**** INPUT MATERIAL

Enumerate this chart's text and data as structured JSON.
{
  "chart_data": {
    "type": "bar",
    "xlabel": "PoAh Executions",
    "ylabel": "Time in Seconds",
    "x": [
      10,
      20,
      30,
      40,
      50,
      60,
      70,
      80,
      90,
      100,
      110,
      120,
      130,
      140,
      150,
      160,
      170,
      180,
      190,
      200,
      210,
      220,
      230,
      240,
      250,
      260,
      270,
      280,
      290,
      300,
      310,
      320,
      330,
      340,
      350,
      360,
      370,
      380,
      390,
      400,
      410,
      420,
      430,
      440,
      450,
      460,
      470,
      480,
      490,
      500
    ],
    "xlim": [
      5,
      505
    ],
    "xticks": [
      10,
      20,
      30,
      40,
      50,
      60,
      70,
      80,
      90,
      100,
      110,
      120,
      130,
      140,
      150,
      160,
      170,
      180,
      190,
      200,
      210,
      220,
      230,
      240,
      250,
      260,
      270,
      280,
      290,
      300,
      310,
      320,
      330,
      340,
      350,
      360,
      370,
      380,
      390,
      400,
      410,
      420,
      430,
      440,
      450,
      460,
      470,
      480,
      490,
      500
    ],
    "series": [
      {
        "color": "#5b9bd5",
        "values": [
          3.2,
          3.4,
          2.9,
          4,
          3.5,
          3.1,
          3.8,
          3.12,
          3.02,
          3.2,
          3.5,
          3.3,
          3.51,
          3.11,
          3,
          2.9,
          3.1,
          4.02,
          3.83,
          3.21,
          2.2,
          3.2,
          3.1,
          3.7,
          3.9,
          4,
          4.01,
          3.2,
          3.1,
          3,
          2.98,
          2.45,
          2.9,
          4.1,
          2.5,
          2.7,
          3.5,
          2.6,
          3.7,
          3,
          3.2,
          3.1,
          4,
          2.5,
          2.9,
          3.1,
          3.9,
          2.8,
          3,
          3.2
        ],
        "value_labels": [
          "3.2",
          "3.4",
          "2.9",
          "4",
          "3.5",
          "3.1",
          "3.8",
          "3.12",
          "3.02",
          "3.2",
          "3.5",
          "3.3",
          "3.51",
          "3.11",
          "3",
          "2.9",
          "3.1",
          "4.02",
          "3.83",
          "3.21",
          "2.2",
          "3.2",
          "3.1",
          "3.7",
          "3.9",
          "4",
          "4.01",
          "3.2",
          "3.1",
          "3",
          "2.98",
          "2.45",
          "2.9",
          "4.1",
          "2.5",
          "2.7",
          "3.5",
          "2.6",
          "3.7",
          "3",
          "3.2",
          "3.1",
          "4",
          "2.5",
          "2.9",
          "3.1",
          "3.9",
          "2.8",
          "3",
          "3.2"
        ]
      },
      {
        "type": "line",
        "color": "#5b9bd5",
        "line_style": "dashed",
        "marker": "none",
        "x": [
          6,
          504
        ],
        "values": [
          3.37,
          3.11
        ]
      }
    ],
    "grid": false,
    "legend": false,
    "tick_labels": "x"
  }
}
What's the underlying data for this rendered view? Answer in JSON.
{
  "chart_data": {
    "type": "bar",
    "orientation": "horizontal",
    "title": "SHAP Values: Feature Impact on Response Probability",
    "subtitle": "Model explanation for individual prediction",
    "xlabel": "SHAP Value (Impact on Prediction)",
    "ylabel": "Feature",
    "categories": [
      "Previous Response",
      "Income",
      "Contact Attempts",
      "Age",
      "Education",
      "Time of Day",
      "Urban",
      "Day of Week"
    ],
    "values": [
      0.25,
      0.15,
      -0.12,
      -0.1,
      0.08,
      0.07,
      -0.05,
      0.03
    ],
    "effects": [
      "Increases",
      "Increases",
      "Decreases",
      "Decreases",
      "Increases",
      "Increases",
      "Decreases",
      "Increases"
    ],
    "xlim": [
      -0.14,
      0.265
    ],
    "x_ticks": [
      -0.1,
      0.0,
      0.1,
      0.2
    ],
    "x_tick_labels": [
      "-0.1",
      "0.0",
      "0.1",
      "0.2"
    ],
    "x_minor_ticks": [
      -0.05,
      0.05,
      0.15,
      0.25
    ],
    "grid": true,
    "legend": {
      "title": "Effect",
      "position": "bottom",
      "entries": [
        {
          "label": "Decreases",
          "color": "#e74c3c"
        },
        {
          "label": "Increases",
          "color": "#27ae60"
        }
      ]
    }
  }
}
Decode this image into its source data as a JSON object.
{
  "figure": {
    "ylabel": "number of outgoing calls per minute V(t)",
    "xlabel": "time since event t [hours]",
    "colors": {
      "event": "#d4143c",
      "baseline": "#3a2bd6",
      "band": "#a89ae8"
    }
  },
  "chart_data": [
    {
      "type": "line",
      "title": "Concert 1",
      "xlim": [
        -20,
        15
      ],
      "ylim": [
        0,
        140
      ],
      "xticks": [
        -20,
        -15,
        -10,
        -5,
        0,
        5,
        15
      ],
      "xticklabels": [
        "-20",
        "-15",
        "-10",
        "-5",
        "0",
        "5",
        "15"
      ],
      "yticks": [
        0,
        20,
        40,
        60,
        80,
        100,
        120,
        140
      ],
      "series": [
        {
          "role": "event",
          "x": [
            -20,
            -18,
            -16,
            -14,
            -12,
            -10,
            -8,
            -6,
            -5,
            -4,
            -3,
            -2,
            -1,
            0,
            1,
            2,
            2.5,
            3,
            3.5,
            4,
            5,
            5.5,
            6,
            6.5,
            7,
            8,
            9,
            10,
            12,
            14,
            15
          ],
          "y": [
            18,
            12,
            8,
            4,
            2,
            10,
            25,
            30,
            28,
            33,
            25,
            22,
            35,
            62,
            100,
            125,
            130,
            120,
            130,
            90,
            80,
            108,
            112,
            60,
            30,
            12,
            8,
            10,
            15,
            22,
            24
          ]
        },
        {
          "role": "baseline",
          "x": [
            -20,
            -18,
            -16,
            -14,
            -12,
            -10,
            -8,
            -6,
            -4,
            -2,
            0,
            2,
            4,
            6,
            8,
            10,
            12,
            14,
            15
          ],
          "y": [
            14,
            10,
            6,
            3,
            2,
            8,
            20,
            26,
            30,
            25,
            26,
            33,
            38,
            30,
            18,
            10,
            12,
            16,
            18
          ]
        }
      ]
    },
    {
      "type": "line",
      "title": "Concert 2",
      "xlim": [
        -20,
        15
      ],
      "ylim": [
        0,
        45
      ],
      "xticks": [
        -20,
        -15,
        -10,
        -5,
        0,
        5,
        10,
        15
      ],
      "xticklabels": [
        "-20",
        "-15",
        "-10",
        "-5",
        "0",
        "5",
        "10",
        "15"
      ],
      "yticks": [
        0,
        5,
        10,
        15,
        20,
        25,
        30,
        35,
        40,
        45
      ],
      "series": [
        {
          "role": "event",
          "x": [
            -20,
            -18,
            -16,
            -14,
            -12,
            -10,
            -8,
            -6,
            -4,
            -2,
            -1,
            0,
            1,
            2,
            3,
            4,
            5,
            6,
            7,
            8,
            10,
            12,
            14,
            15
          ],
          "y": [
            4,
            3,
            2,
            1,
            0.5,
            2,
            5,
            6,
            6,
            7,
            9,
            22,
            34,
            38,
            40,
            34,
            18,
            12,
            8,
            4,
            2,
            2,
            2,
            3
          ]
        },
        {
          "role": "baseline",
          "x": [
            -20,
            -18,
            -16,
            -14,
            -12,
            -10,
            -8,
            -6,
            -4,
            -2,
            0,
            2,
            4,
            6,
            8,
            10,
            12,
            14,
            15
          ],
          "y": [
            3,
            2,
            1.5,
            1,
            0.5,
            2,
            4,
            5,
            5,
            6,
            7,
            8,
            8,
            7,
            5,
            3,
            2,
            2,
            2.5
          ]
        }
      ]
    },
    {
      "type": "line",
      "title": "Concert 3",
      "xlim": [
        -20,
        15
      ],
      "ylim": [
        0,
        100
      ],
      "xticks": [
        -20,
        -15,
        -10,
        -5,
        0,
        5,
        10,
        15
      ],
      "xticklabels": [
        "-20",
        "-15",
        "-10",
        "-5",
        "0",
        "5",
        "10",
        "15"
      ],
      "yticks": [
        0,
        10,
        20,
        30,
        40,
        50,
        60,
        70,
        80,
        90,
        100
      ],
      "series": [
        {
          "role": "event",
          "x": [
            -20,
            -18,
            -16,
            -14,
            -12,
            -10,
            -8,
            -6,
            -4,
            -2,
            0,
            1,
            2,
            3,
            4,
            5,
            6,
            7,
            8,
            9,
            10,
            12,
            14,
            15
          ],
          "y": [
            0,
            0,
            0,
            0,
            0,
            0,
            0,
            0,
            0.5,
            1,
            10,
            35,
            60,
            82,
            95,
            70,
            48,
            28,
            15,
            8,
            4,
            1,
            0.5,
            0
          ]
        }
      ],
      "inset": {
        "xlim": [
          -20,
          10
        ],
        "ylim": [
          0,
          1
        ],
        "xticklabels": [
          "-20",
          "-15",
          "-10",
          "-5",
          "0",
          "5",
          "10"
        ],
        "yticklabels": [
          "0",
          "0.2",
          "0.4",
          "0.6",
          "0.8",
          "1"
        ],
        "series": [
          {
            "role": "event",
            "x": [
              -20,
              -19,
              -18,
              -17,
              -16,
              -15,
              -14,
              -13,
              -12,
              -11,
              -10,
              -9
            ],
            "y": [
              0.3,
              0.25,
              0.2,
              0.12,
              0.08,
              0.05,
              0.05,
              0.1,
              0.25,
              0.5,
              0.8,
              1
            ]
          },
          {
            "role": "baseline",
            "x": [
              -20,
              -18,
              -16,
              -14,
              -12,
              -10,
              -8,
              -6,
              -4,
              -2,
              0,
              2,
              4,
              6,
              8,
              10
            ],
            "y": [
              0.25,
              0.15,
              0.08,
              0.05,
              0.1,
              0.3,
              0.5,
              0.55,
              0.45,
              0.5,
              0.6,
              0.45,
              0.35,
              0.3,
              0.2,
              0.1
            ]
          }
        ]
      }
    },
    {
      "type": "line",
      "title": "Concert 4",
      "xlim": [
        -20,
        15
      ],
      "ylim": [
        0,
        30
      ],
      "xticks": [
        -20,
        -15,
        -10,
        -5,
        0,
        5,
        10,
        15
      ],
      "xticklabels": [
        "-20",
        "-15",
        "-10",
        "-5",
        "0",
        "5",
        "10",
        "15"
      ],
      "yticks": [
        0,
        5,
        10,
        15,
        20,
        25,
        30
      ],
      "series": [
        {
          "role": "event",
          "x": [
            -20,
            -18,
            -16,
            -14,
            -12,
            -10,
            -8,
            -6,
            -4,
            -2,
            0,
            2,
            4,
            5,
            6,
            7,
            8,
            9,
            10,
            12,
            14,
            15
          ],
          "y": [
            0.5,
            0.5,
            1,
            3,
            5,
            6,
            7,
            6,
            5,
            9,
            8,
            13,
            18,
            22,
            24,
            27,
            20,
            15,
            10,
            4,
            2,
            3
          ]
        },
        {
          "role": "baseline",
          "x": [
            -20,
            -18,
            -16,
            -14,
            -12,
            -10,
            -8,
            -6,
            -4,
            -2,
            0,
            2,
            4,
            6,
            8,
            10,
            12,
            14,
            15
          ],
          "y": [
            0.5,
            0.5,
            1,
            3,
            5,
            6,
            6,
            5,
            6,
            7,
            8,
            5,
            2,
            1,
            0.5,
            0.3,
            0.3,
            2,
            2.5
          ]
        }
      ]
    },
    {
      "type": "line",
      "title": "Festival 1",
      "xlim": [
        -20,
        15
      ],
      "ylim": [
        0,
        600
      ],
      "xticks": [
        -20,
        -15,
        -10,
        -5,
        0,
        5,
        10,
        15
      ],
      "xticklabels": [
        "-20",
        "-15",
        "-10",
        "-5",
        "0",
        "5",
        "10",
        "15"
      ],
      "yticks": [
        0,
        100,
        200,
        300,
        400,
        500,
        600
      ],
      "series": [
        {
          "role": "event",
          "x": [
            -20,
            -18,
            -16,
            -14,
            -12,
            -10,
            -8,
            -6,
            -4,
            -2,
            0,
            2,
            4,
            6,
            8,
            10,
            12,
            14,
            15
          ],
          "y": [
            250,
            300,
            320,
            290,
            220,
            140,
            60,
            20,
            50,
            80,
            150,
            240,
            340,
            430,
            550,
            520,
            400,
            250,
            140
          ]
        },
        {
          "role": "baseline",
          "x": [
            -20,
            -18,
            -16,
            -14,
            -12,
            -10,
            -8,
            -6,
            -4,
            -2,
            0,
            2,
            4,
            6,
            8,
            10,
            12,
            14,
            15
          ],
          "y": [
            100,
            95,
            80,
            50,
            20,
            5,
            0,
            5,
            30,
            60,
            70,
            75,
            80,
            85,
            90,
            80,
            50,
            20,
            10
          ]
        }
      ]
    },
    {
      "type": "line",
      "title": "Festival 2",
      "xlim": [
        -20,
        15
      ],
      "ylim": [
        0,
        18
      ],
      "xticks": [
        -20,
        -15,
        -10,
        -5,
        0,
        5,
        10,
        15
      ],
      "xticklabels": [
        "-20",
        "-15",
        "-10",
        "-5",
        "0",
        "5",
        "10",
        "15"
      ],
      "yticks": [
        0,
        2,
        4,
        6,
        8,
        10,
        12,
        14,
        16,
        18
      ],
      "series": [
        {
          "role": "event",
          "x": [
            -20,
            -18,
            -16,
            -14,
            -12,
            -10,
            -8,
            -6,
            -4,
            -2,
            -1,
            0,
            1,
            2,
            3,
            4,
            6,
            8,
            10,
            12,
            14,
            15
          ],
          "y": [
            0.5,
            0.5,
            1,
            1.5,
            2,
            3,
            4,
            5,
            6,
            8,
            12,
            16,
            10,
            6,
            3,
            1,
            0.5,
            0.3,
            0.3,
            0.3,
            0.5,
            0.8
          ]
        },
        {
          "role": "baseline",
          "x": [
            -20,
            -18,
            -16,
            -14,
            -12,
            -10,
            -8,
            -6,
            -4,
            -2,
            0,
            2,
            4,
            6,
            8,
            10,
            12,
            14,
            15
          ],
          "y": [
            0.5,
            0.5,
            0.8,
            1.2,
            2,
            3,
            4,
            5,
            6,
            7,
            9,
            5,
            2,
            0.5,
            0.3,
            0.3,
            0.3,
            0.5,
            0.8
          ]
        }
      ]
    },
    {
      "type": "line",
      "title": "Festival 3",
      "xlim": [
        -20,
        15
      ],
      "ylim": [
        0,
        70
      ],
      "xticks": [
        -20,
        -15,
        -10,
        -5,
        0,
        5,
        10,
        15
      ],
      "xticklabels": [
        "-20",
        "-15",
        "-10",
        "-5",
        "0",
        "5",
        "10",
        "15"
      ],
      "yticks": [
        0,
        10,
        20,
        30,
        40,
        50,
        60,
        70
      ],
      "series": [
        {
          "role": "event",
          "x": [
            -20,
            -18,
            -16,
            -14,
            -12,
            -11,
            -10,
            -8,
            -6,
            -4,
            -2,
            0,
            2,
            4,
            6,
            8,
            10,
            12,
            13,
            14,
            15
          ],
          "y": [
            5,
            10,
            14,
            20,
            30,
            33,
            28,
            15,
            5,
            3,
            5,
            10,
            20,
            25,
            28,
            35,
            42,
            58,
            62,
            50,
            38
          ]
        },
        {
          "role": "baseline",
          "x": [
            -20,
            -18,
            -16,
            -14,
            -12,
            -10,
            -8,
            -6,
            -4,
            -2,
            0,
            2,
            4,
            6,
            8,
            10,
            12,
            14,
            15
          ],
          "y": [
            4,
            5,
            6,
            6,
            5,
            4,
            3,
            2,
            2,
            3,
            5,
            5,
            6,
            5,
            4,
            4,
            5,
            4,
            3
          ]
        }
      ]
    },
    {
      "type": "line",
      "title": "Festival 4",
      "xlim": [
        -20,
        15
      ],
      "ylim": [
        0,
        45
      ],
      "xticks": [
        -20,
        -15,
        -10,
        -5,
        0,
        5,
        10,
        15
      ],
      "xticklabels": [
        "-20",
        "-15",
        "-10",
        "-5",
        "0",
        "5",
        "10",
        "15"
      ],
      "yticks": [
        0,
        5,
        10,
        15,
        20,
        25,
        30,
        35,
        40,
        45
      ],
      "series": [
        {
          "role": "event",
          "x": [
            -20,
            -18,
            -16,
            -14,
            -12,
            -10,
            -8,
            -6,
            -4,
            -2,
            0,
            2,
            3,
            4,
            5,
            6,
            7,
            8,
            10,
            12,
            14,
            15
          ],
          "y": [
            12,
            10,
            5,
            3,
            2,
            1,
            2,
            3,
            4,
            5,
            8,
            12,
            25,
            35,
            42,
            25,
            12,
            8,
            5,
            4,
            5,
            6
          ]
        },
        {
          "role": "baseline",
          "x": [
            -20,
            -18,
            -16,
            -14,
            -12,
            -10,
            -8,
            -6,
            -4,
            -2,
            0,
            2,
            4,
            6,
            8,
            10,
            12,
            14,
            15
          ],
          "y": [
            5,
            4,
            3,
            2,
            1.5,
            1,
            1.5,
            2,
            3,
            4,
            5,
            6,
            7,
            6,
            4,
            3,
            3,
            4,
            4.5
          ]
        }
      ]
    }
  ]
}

********

- **DESCRIPTION OF THE TASK**
Count how many lines of the material hold the string "Response". Give the number and nothing more.

- **RIGHT ANSWER**
2